Stated goal
Type the records out again in full, exactly.

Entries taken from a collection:
_ _ _ _ _ _ _

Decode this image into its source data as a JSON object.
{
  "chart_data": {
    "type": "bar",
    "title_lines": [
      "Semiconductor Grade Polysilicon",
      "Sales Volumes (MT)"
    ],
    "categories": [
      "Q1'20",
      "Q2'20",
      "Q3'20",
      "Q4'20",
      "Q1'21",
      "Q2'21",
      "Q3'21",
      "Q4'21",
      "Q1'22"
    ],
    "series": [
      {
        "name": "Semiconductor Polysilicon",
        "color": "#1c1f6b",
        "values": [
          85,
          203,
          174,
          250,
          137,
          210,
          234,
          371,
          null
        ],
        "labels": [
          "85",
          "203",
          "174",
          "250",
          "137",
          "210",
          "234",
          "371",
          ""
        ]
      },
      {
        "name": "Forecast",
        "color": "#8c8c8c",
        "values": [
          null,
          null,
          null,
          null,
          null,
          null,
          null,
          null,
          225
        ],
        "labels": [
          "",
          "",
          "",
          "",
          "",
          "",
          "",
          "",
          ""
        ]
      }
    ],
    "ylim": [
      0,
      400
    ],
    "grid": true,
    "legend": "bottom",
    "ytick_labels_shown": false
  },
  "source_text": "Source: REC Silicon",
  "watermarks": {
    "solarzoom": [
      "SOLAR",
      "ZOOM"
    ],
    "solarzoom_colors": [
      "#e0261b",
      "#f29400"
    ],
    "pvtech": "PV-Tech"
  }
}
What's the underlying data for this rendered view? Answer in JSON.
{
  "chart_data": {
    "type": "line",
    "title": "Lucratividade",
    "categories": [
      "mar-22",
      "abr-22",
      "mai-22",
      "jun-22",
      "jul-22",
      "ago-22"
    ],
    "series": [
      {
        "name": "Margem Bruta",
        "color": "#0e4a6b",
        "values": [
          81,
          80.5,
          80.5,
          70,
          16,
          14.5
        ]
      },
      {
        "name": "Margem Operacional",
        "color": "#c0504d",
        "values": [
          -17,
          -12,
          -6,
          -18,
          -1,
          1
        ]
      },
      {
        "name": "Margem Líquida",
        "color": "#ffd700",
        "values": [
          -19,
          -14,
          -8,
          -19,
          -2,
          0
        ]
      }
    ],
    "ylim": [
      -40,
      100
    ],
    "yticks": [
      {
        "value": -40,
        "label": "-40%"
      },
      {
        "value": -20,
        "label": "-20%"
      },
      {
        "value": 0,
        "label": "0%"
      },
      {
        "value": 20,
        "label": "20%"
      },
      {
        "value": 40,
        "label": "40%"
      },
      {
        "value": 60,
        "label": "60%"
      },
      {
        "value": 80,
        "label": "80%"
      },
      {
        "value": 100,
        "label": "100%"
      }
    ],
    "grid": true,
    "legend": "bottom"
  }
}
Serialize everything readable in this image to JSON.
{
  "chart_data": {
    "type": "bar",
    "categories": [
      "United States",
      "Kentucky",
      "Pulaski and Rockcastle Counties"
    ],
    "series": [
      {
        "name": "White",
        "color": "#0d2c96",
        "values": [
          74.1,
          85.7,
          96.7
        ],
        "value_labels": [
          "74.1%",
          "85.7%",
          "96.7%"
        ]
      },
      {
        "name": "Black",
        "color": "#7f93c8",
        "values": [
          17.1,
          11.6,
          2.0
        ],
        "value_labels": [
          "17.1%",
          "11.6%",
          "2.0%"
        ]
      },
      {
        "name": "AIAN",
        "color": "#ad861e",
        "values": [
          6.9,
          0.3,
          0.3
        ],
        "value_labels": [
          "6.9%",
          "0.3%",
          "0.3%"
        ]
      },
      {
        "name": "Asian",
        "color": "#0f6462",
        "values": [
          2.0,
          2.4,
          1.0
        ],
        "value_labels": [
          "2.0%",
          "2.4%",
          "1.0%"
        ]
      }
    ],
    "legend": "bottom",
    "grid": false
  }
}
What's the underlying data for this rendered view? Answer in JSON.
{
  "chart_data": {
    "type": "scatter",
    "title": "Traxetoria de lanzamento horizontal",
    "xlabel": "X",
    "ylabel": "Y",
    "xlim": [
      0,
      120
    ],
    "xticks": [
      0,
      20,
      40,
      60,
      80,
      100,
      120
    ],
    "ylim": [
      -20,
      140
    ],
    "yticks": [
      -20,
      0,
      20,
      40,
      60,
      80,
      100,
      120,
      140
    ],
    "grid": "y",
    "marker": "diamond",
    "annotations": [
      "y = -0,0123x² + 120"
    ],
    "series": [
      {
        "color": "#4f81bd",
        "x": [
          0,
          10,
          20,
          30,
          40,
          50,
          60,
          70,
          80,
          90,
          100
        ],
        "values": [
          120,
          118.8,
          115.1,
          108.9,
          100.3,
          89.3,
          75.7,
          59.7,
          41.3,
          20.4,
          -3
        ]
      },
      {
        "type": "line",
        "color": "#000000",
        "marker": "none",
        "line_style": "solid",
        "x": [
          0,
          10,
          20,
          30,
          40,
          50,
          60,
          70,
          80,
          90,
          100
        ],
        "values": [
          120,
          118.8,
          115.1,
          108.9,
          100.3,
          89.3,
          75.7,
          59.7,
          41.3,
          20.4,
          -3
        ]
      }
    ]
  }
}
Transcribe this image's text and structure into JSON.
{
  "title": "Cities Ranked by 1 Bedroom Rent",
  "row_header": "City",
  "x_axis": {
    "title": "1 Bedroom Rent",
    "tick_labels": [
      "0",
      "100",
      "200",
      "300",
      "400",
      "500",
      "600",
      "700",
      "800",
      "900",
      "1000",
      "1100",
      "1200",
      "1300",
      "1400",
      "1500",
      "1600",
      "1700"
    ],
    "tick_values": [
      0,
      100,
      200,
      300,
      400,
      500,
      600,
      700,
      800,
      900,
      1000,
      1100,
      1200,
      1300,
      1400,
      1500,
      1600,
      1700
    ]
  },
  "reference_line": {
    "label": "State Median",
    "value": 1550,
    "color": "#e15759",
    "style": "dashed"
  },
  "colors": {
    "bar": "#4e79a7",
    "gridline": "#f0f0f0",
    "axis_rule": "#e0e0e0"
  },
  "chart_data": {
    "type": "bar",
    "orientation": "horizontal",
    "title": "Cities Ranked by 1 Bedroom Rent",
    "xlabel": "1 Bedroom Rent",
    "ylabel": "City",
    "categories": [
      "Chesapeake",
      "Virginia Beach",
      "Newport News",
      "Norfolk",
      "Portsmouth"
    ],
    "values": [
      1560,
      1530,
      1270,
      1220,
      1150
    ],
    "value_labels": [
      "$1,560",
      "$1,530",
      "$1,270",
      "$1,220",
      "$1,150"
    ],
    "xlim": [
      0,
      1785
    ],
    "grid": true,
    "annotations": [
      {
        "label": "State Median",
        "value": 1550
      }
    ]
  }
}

_ _ _ _ _ _ _

Exercise result
Decode this image into its source data as a JSON object.
{
  "chart_data": {
    "type": "bar",
    "title_lines": [
      "Semiconductor Grade Polysilicon",
      "Sales Volumes (MT)"
    ],
    "categories": [
      "Q1'20",
      "Q2'20",
      "Q3'20",
      "Q4'20",
      "Q1'21",
      "Q2'21",
      "Q3'21",
      "Q4'21",
      "Q1'22"
    ],
    "series": [
      {
        "name": "Semiconductor Polysilicon",
        "color": "#1c1f6b",
        "values": [
          85,
          203,
          174,
          250,
          137,
          210,
          234,
          371,
          null
        ],
        "labels": [
          "85",
          "203",
          "174",
          "250",
          "137",
          "210",
          "234",
          "371",
          ""
        ]
      },
      {
        "name": "Forecast",
        "color": "#8c8c8c",
        "values": [
          null,
          null,
          null,
          null,
          null,
          null,
          null,
          null,
          225
        ],
        "labels": [
          "",
          "",
          "",
          "",
          "",
          "",
          "",
          "",
          ""
        ]
      }
    ],
    "ylim": [
      0,
      400
    ],
    "grid": true,
    "legend": "bottom",
    "ytick_labels_shown": false
  },
  "source_text": "Source: REC Silicon",
  "watermarks": {
    "solarzoom": [
      "SOLAR",
      "ZOOM"
    ],
    "solarzoom_colors": [
      "#e0261b",
      "#f29400"
    ],
    "pvtech": "PV-Tech"
  }
}
What's the underlying data for this rendered view? Answer in JSON.
{
  "chart_data": {
    "type": "line",
    "title": "Lucratividade",
    "categories": [
      "mar-22",
      "abr-22",
      "mai-22",
      "jun-22",
      "jul-22",
      "ago-22"
    ],
    "series": [
      {
        "name": "Margem Bruta",
        "color": "#0e4a6b",
        "values": [
          81,
          80.5,
          80.5,
          70,
          16,
          14.5
        ]
      },
      {
        "name": "Margem Operacional",
        "color": "#c0504d",
        "values": [
          -17,
          -12,
          -6,
          -18,
          -1,
          1
        ]
      },
      {
        "name": "Margem Líquida",
        "color": "#ffd700",
        "values": [
          -19,
          -14,
          -8,
          -19,
          -2,
          0
        ]
      }
    ],
    "ylim": [
      -40,
      100
    ],
    "yticks": [
      {
        "value": -40,
        "label": "-40%"
      },
      {
        "value": -20,
        "label": "-20%"
      },
      {
        "value": 0,
        "label": "0%"
      },
      {
        "value": 20,
        "label": "20%"
      },
      {
        "value": 40,
        "label": "40%"
      },
      {
        "value": 60,
        "label": "60%"
      },
      {
        "value": 80,
        "label": "80%"
      },
      {
        "value": 100,
        "label": "100%"
      }
    ],
    "grid": true,
    "legend": "bottom"
  }
}
Serialize everything readable in this image to JSON.
{
  "chart_data": {
    "type": "bar",
    "categories": [
      "United States",
      "Kentucky",
      "Pulaski and Rockcastle Counties"
    ],
    "series": [
      {
        "name": "White",
        "color": "#0d2c96",
        "values": [
          74.1,
          85.7,
          96.7
        ],
        "value_labels": [
          "74.1%",
          "85.7%",
          "96.7%"
        ]
      },
      {
        "name": "Black",
        "color": "#7f93c8",
        "values": [
          17.1,
          11.6,
          2.0
        ],
        "value_labels": [
          "17.1%",
          "11.6%",
          "2.0%"
        ]
      },
      {
        "name": "AIAN",
        "color": "#ad861e",
        "values": [
          6.9,
          0.3,
          0.3
        ],
        "value_labels": [
          "6.9%",
          "0.3%",
          "0.3%"
        ]
      },
      {
        "name": "Asian",
        "color": "#0f6462",
        "values": [
          2.0,
          2.4,
          1.0
        ],
        "value_labels": [
          "2.0%",
          "2.4%",
          "1.0%"
        ]
      }
    ],
    "legend": "bottom",
    "grid": false
  }
}
What's the underlying data for this rendered view? Answer in JSON.
{
  "chart_data": {
    "type": "scatter",
    "title": "Traxetoria de lanzamento horizontal",
    "xlabel": "X",
    "ylabel": "Y",
    "xlim": [
      0,
      120
    ],
    "xticks": [
      0,
      20,
      40,
      60,
      80,
      100,
      120
    ],
    "ylim": [
      -20,
      140
    ],
    "yticks": [
      -20,
      0,
      20,
      40,
      60,
      80,
      100,
      120,
      140
    ],
    "grid": "y",
    "marker": "diamond",
    "annotations": [
      "y = -0,0123x² + 120"
    ],
    "series": [
      {
        "color": "#4f81bd",
        "x": [
          0,
          10,
          20,
          30,
          40,
          50,
          60,
          70,
          80,
          90,
          100
        ],
        "values": [
          120,
          118.8,
          115.1,
          108.9,
          100.3,
          89.3,
          75.7,
          59.7,
          41.3,
          20.4,
          -3
        ]
      },
      {
        "type": "line",
        "color": "#000000",
        "marker": "none",
        "line_style": "solid",
        "x": [
          0,
          10,
          20,
          30,
          40,
          50,
          60,
          70,
          80,
          90,
          100
        ],
        "values": [
          120,
          118.8,
          115.1,
          108.9,
          100.3,
          89.3,
          75.7,
          59.7,
          41.3,
          20.4,
          -3
        ]
      }
    ]
  }
}
Transcribe this image's text and structure into JSON.
{
  "title": "Cities Ranked by 1 Bedroom Rent",
  "row_header": "City",
  "x_axis": {
    "title": "1 Bedroom Rent",
    "tick_labels": [
      "0",
      "100",
      "200",
      "300",
      "400",
      "500",
      "600",
      "700",
      "800",
      "900",
      "1000",
      "1100",
      "1200",
      "1300",
      "1400",
      "1500",
      "1600",
      "1700"
    ],
    "tick_values": [
      0,
      100,
      200,
      300,
      400,
      500,
      600,
      700,
      800,
      900,
      1000,
      1100,
      1200,
      1300,
      1400,
      1500,
      1600,
      1700
    ]
  },
  "reference_line": {
    "label": "State Median",
    "value": 1550,
    "color": "#e15759",
    "style": "dashed"
  },
  "colors": {
    "bar": "#4e79a7",
    "gridline": "#f0f0f0",
    "axis_rule": "#e0e0e0"
  },
  "chart_data": {
    "type": "bar",
    "orientation": "horizontal",
    "title": "Cities Ranked by 1 Bedroom Rent",
    "xlabel": "1 Bedroom Rent",
    "ylabel": "City",
    "categories": [
      "Chesapeake",
      "Virginia Beach",
      "Newport News",
      "Norfolk",
      "Portsmouth"
    ],
    "values": [
      1560,
      1530,
      1270,
      1220,
      1150
    ],
    "value_labels": [
      "$1,560",
      "$1,530",
      "$1,270",
      "$1,220",
      "$1,150"
    ],
    "xlim": [
      0,
      1785
    ],
    "grid": true,
    "annotations": [
      {
        "label": "State Median",
        "value": 1550
      }
    ]
  }
}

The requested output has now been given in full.